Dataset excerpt
- - -
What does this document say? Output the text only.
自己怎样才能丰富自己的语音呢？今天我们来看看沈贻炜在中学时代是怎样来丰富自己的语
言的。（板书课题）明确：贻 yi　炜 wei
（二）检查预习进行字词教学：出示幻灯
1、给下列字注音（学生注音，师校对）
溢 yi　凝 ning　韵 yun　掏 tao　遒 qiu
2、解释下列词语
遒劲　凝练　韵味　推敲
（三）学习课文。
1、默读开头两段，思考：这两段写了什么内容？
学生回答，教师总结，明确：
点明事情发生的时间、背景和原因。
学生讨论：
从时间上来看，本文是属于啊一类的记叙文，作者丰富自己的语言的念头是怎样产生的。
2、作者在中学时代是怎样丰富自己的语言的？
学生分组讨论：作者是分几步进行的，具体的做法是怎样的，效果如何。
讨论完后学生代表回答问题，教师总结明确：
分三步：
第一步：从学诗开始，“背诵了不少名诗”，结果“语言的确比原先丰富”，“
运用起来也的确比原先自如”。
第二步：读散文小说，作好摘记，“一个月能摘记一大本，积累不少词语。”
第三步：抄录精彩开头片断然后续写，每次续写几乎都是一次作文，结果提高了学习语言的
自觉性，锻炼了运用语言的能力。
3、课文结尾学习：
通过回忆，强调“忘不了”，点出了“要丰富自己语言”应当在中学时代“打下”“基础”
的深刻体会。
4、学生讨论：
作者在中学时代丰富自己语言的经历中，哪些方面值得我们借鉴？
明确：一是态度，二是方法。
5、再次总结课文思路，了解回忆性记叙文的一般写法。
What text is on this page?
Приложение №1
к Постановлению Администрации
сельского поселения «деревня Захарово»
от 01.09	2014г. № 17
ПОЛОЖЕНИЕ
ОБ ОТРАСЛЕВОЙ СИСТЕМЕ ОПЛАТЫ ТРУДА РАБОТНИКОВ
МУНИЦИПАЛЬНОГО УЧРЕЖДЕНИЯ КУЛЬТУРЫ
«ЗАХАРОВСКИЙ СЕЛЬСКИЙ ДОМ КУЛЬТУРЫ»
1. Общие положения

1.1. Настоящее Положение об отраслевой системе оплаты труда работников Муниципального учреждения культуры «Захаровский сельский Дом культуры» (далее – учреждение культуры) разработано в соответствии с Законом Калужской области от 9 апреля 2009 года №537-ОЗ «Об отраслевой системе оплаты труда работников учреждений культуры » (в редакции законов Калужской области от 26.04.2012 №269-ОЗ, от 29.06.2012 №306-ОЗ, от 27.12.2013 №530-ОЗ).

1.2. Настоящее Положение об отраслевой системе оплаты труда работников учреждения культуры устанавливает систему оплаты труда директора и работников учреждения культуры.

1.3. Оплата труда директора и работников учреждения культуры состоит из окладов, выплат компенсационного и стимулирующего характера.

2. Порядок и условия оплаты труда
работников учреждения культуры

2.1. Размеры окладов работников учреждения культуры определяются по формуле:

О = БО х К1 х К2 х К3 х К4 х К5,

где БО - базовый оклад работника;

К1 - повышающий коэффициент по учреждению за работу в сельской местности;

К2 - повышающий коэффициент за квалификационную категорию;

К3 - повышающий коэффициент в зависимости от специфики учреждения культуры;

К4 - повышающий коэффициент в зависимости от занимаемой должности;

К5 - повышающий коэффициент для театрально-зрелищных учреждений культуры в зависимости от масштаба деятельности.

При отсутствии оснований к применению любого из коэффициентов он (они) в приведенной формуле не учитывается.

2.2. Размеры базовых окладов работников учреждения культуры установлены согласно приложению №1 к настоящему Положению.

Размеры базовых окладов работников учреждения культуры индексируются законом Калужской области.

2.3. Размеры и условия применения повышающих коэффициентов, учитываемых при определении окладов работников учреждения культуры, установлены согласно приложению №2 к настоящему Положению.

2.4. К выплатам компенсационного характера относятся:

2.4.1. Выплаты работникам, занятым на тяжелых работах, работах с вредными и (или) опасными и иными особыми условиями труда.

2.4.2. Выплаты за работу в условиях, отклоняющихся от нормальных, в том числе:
- - -
**Task details**
Word for word, extract all the records.

**Full output**
What does this document say? Output the text only.
自己怎样才能丰富自己的语音呢？今天我们来看看沈贻炜在中学时代是怎样来丰富自己的语
言的。（板书课题）明确：贻 yi　炜 wei
（二）检查预习进行字词教学：出示幻灯
1、给下列字注音（学生注音，师校对）
溢 yi　凝 ning　韵 yun　掏 tao　遒 qiu
2、解释下列词语
遒劲　凝练　韵味　推敲
（三）学习课文。
1、默读开头两段，思考：这两段写了什么内容？
学生回答，教师总结，明确：
点明事情发生的时间、背景和原因。
学生讨论：
从时间上来看，本文是属于啊一类的记叙文，作者丰富自己的语言的念头是怎样产生的。
2、作者在中学时代是怎样丰富自己的语言的？
学生分组讨论：作者是分几步进行的，具体的做法是怎样的，效果如何。
讨论完后学生代表回答问题，教师总结明确：
分三步：
第一步：从学诗开始，“背诵了不少名诗”，结果“语言的确比原先丰富”，“
运用起来也的确比原先自如”。
第二步：读散文小说，作好摘记，“一个月能摘记一大本，积累不少词语。”
第三步：抄录精彩开头片断然后续写，每次续写几乎都是一次作文，结果提高了学习语言的
自觉性，锻炼了运用语言的能力。
3、课文结尾学习：
通过回忆，强调“忘不了”，点出了“要丰富自己语言”应当在中学时代“打下”“基础”
的深刻体会。
4、学生讨论：
作者在中学时代丰富自己语言的经历中，哪些方面值得我们借鉴？
明确：一是态度，二是方法。
5、再次总结课文思路，了解回忆性记叙文的一般写法。
What text is on this page?
Приложение №1
к Постановлению Администрации
сельского поселения «деревня Захарово»
от 01.09	2014г. № 17
ПОЛОЖЕНИЕ
ОБ ОТРАСЛЕВОЙ СИСТЕМЕ ОПЛАТЫ ТРУДА РАБОТНИКОВ
МУНИЦИПАЛЬНОГО УЧРЕЖДЕНИЯ КУЛЬТУРЫ
«ЗАХАРОВСКИЙ СЕЛЬСКИЙ ДОМ КУЛЬТУРЫ»
1. Общие положения

1.1. Настоящее Положение об отраслевой системе оплаты труда работников Муниципального учреждения культуры «Захаровский сельский Дом культуры» (далее – учреждение культуры) разработано в соответствии с Законом Калужской области от 9 апреля 2009 года №537-ОЗ «Об отраслевой системе оплаты труда работников учреждений культуры » (в редакции законов Калужской области от 26.04.2012 №269-ОЗ, от 29.06.2012 №306-ОЗ, от 27.12.2013 №530-ОЗ).

1.2. Настоящее Положение об отраслевой системе оплаты труда работников учреждения культуры устанавливает систему оплаты труда директора и работников учреждения культуры.

1.3. Оплата труда директора и работников учреждения культуры состоит из окладов, выплат компенсационного и стимулирующего характера.

2. Порядок и условия оплаты труда
работников учреждения культуры

2.1. Размеры окладов работников учреждения культуры определяются по формуле:

О = БО х К1 х К2 х К3 х К4 х К5,

где БО - базовый оклад работника;

К1 - повышающий коэффициент по учреждению за работу в сельской местности;

К2 - повышающий коэффициент за квалификационную категорию;

К3 - повышающий коэффициент в зависимости от специфики учреждения культуры;

К4 - повышающий коэффициент в зависимости от занимаемой должности;

К5 - повышающий коэффициент для театрально-зрелищных учреждений культуры в зависимости от масштаба деятельности.

При отсутствии оснований к применению любого из коэффициентов он (они) в приведенной формуле не учитывается.

2.2. Размеры базовых окладов работников учреждения культуры установлены согласно приложению №1 к настоящему Положению.

Размеры базовых окладов работников учреждения культуры индексируются законом Калужской области.

2.3. Размеры и условия применения повышающих коэффициентов, учитываемых при определении окладов работников учреждения культуры, установлены согласно приложению №2 к настоящему Положению.

2.4. К выплатам компенсационного характера относятся:

2.4.1. Выплаты работникам, занятым на тяжелых работах, работах с вредными и (или) опасными и иными особыми условиями труда.

2.4.2. Выплаты за работу в условиях, отклоняющихся от нормальных, в том числе:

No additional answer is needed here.